• **Exercise inputs**:
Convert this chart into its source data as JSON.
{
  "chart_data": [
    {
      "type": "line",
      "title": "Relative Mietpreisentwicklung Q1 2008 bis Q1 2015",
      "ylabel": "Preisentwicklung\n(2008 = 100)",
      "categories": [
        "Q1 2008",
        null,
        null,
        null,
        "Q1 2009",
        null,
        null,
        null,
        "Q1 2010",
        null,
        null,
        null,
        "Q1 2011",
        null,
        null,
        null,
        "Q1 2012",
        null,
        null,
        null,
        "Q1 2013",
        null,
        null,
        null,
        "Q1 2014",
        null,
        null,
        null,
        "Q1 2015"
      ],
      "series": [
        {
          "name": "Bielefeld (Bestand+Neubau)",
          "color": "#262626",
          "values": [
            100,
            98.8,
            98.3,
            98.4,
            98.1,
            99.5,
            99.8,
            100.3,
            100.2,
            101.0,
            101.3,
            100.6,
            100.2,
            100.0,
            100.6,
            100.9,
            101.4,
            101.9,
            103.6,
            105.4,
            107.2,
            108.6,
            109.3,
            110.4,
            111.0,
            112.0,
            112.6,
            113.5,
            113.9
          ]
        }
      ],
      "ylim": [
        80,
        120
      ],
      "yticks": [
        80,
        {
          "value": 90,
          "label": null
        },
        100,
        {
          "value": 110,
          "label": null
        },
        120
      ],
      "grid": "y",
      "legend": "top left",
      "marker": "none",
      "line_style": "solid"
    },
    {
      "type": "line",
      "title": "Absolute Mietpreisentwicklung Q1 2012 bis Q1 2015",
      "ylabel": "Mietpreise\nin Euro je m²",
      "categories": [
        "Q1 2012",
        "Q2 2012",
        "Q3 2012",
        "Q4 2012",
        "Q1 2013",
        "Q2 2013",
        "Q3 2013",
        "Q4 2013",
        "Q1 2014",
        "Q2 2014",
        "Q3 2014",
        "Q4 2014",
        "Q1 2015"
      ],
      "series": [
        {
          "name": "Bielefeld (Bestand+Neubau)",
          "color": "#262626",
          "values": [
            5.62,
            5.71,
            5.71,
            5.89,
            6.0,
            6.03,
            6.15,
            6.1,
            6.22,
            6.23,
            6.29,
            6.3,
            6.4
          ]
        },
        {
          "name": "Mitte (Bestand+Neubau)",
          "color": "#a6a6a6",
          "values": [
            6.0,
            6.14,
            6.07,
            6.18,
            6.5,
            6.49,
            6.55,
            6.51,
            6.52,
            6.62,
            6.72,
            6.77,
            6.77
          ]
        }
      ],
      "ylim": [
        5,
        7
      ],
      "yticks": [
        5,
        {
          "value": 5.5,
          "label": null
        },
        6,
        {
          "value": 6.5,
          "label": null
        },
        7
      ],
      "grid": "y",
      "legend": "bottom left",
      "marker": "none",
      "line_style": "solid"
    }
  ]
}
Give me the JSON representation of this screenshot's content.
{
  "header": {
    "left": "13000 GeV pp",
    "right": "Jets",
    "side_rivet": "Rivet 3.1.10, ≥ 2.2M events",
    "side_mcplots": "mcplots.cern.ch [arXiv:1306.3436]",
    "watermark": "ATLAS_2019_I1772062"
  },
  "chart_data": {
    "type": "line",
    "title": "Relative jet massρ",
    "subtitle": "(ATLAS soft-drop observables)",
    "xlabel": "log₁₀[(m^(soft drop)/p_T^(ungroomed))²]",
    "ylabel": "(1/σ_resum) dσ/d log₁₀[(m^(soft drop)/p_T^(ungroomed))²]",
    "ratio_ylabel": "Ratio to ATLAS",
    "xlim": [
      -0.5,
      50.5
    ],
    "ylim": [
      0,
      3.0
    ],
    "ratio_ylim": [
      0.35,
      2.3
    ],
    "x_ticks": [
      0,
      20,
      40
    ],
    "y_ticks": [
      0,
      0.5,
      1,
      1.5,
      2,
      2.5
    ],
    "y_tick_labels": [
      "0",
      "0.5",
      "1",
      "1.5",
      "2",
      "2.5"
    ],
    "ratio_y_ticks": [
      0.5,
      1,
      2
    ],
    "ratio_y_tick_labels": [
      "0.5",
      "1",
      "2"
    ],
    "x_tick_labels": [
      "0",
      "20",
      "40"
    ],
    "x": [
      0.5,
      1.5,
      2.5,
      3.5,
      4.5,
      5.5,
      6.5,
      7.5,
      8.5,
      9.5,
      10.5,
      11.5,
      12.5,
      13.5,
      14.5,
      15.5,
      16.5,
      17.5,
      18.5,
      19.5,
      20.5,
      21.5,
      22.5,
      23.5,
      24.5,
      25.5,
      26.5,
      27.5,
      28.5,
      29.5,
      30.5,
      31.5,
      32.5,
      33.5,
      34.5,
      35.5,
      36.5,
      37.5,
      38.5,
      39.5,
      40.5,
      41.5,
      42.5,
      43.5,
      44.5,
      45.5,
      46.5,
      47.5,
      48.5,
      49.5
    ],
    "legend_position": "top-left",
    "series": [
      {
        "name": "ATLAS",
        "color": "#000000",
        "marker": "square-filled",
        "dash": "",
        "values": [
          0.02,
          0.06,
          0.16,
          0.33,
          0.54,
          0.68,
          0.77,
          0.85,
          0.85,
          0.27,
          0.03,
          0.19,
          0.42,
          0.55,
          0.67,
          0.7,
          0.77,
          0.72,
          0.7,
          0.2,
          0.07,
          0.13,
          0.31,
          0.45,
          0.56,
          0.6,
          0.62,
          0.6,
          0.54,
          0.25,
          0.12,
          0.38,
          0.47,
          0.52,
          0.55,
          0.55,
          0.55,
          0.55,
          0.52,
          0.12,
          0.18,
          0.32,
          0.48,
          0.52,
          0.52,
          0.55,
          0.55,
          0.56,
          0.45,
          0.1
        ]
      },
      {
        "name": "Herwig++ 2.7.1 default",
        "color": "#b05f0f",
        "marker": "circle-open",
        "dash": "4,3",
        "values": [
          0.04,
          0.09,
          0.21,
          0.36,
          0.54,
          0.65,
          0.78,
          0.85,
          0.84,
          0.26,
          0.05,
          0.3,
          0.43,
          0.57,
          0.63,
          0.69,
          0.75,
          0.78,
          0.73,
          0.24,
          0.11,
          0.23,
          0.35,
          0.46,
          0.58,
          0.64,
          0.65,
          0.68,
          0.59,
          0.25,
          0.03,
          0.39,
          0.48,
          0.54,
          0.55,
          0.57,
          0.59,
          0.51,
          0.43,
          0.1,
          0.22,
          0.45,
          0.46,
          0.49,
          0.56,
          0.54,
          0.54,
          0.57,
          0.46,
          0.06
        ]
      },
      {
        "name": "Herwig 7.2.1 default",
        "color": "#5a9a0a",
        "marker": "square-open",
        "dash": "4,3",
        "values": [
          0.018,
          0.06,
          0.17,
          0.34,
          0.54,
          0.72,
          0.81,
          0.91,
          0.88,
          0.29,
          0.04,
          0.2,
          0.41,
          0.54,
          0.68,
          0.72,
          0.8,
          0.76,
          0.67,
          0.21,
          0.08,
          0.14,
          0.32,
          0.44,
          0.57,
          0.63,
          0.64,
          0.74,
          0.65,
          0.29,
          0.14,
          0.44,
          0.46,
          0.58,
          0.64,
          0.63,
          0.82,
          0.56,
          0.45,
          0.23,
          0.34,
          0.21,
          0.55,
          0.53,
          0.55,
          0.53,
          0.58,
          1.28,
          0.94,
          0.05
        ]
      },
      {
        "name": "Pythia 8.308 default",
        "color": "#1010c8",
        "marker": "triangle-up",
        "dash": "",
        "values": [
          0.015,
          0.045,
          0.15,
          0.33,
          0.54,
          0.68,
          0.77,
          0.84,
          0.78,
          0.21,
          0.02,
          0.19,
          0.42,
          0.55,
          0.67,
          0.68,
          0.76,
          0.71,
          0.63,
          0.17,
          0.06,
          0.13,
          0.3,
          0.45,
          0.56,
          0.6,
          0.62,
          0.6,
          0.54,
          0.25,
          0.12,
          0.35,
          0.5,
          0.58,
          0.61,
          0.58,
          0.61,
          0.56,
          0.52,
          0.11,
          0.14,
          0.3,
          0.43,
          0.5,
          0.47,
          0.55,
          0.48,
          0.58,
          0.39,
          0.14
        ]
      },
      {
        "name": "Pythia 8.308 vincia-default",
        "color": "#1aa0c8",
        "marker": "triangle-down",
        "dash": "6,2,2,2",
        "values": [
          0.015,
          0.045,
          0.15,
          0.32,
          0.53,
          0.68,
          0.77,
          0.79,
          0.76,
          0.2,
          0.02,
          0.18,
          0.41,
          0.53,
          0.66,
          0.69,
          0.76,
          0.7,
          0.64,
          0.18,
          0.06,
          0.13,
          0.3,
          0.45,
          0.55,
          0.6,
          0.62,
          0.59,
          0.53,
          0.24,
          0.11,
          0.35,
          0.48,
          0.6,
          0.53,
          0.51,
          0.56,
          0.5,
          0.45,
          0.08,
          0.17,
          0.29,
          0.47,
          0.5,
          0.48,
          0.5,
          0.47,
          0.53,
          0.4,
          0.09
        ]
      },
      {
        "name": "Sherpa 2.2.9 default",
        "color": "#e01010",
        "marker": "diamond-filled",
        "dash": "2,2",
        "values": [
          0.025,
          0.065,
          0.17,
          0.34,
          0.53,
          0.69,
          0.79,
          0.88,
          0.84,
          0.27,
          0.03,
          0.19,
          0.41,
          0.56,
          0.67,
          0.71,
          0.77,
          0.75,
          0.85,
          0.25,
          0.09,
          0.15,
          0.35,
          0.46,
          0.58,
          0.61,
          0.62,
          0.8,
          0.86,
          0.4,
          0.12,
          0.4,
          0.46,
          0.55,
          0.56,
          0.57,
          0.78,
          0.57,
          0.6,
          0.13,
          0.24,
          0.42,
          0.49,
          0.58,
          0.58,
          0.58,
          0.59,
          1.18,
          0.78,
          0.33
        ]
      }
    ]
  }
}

• **Set problem**: Only lines with the string "soft" belong in your answer; copy each one.

• **Result of the exercise**:
    "subtitle": "(ATLAS soft-drop observables)",
    "xlabel": "log₁₀[(m^(soft drop)/p_T^(ungroomed))²]",
    "ylabel": "(1/σ_resum) dσ/d log₁₀[(m^(soft drop)/p_T^(ungroomed))²]",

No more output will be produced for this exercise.